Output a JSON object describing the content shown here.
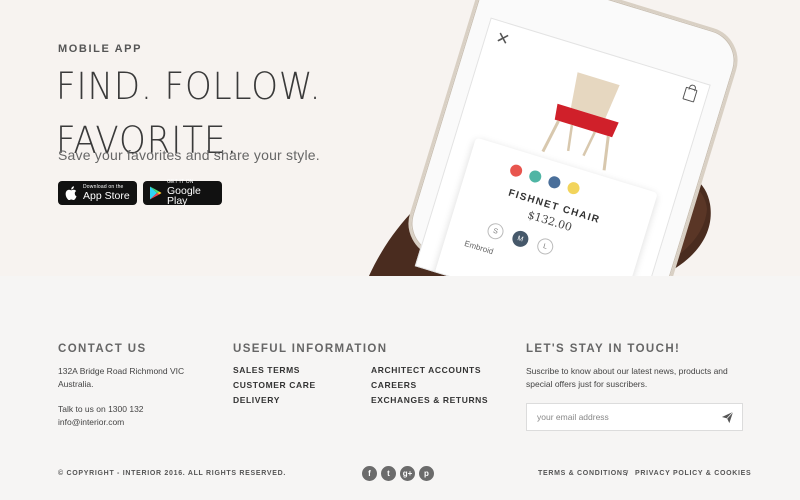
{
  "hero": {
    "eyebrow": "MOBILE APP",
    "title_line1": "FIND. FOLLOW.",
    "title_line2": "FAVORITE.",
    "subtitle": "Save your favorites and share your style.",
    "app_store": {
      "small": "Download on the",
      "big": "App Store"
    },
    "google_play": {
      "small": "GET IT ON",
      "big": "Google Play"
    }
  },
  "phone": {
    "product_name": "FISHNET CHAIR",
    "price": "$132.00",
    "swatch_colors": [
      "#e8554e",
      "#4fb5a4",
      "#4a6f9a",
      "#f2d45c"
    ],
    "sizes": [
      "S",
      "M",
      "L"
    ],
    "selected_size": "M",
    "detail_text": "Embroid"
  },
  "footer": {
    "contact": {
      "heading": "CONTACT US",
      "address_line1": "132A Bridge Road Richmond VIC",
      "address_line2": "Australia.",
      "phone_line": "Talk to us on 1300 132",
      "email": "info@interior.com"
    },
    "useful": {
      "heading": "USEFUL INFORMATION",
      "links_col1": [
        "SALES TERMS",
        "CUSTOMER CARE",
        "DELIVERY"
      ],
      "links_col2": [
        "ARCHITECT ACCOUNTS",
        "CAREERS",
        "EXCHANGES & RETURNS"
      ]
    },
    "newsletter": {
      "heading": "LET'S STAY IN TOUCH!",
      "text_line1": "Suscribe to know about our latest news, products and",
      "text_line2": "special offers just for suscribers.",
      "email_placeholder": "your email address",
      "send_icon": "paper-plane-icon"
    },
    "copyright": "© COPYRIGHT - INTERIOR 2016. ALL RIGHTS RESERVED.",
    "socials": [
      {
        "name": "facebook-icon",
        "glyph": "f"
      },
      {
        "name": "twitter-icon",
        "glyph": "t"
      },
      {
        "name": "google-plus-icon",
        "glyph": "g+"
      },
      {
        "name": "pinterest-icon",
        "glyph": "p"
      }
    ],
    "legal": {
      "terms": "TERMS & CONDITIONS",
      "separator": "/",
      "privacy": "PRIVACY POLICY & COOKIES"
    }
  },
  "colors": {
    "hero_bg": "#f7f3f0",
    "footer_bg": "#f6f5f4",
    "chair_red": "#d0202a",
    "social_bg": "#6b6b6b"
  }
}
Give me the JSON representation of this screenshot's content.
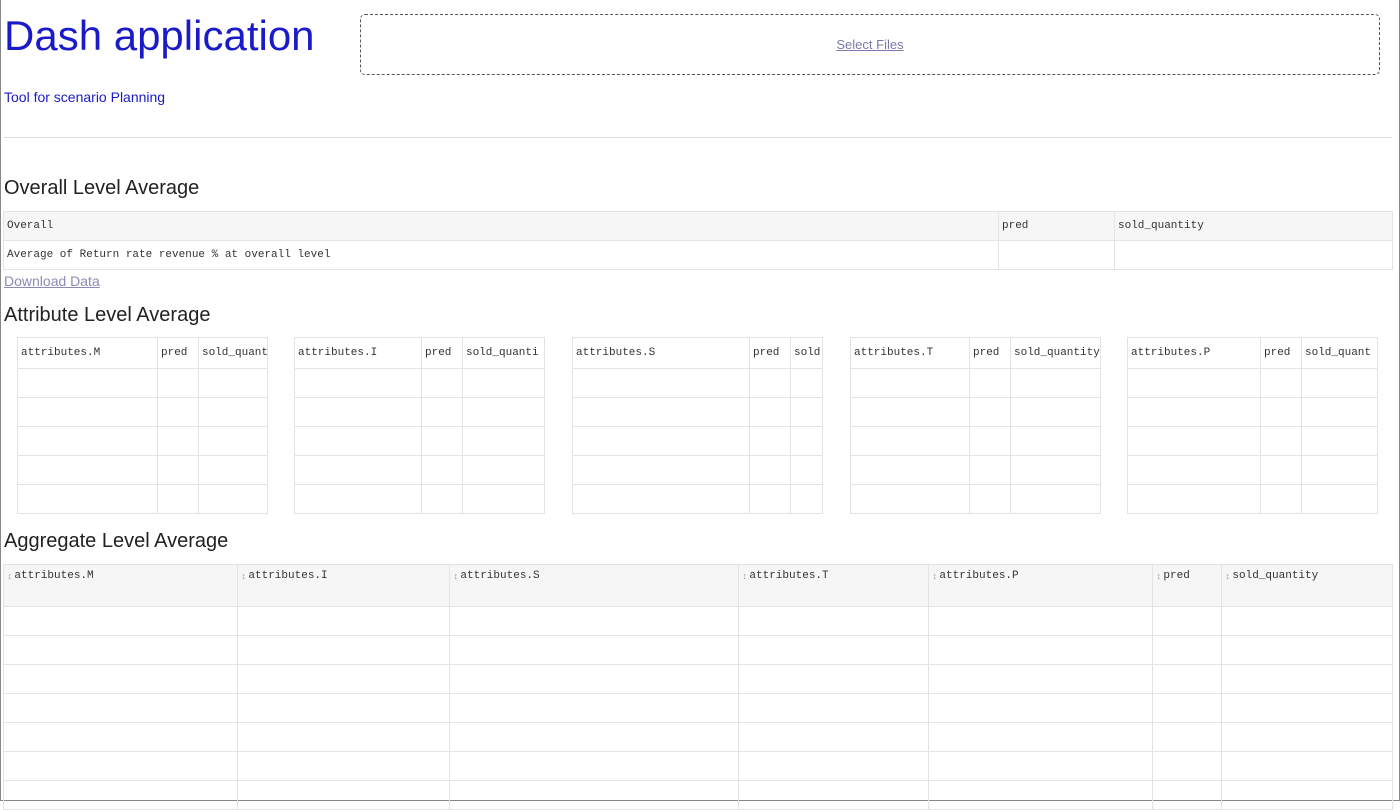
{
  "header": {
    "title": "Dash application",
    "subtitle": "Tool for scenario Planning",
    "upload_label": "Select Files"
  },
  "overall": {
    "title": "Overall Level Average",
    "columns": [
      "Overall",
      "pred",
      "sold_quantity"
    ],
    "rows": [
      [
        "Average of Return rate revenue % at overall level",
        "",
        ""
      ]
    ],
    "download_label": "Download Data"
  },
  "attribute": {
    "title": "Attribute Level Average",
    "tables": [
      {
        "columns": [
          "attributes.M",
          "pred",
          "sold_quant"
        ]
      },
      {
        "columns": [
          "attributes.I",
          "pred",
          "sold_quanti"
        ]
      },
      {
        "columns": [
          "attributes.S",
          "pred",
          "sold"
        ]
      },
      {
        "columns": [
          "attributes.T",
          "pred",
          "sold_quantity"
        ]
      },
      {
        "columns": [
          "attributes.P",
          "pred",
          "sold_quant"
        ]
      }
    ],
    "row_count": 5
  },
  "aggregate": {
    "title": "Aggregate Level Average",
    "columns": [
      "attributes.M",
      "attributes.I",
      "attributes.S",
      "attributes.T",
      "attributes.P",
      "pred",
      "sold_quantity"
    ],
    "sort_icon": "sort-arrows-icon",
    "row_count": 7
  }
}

------------------------------------------------------------

TASK OBJECTIVE — Within the material above, find the lines that contain the word "your"; copy them.

SOLUTION TO THE PROBLEM —
    "subtitle": "Save your favorites and share your style.",
      "email_placeholder": "your email address",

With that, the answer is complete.